──────── Exercise input

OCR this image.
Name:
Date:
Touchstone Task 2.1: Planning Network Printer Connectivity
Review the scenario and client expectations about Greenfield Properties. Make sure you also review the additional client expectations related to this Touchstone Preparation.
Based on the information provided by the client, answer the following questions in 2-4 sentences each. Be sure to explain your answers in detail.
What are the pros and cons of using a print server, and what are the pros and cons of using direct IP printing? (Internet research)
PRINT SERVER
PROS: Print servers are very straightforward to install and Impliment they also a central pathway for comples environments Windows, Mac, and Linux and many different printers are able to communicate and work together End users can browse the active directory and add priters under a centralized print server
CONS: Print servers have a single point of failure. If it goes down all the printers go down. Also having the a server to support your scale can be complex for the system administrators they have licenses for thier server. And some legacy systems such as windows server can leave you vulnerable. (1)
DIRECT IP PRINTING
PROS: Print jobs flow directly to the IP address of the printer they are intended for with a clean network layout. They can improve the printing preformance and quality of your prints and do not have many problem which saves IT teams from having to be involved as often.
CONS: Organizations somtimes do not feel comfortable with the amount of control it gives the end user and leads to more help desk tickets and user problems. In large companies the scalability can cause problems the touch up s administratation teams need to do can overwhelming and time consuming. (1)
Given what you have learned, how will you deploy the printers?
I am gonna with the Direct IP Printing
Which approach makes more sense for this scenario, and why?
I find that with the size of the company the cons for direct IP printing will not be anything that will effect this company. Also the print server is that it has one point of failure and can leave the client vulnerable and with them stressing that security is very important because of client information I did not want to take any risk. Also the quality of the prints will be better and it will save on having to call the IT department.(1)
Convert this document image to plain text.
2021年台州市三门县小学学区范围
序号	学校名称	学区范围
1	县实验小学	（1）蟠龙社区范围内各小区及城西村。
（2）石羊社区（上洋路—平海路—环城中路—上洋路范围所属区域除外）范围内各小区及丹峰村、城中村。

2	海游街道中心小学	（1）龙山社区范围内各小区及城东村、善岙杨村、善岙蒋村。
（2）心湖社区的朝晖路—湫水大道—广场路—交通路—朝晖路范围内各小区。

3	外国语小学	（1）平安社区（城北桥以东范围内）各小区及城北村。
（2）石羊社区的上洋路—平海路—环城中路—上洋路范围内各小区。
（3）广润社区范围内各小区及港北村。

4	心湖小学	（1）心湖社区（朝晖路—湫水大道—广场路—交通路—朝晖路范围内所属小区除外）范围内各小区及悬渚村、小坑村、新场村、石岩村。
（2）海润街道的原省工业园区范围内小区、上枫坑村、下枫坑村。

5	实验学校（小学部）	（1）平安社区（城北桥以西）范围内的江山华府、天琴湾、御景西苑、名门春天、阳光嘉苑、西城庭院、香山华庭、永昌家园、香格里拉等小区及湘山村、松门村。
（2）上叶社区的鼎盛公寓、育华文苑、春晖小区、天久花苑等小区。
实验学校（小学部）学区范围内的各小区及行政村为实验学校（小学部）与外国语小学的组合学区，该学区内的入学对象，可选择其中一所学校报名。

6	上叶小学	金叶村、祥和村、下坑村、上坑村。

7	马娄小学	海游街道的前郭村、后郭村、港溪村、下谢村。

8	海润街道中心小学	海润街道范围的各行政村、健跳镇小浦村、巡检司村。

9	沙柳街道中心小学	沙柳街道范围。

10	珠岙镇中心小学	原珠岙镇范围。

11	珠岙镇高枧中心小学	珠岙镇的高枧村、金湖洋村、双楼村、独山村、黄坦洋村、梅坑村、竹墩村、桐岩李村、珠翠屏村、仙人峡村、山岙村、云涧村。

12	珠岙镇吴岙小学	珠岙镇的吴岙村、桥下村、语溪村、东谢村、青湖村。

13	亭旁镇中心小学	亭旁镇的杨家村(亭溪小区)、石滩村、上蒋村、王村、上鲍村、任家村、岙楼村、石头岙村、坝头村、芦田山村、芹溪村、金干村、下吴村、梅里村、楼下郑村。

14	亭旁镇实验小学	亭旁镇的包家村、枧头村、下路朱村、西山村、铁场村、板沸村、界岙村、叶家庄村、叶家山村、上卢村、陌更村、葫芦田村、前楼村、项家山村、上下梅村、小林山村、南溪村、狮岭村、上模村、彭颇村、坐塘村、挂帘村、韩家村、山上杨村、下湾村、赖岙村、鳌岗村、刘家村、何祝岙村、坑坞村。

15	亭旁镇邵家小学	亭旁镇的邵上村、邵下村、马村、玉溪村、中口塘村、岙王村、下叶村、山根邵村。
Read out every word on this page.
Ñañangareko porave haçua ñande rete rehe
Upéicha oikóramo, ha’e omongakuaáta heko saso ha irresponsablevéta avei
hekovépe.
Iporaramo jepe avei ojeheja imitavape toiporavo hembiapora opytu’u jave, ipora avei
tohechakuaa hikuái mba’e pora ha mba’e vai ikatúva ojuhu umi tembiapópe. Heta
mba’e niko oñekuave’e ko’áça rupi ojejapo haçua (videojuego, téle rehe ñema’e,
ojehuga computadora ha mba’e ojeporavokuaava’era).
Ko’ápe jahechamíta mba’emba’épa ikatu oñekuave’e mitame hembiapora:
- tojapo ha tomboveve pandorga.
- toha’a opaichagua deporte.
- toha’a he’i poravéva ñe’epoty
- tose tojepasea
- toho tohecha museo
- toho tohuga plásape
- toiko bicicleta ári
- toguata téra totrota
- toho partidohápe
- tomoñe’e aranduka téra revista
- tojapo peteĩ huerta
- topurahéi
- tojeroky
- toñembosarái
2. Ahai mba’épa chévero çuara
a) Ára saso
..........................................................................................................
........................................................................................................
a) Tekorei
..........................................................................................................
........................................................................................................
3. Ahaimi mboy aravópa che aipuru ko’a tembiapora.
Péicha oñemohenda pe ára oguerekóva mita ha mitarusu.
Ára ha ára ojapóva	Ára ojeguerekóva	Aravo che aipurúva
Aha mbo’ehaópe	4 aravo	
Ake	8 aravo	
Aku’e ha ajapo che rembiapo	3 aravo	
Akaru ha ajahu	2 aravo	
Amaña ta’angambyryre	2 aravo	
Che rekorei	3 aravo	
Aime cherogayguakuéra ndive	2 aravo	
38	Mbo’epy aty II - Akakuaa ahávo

────────────────

▶ Problem to work on:
From the data, list each line in which the string "rehe" appears.

▶ Answer for this exercise:
Ñañangareko porave haçua ñande rete rehe
mba’e niko oñekuave’e ko’áça rupi ojejapo haçua (videojuego, téle rehe ñema’e,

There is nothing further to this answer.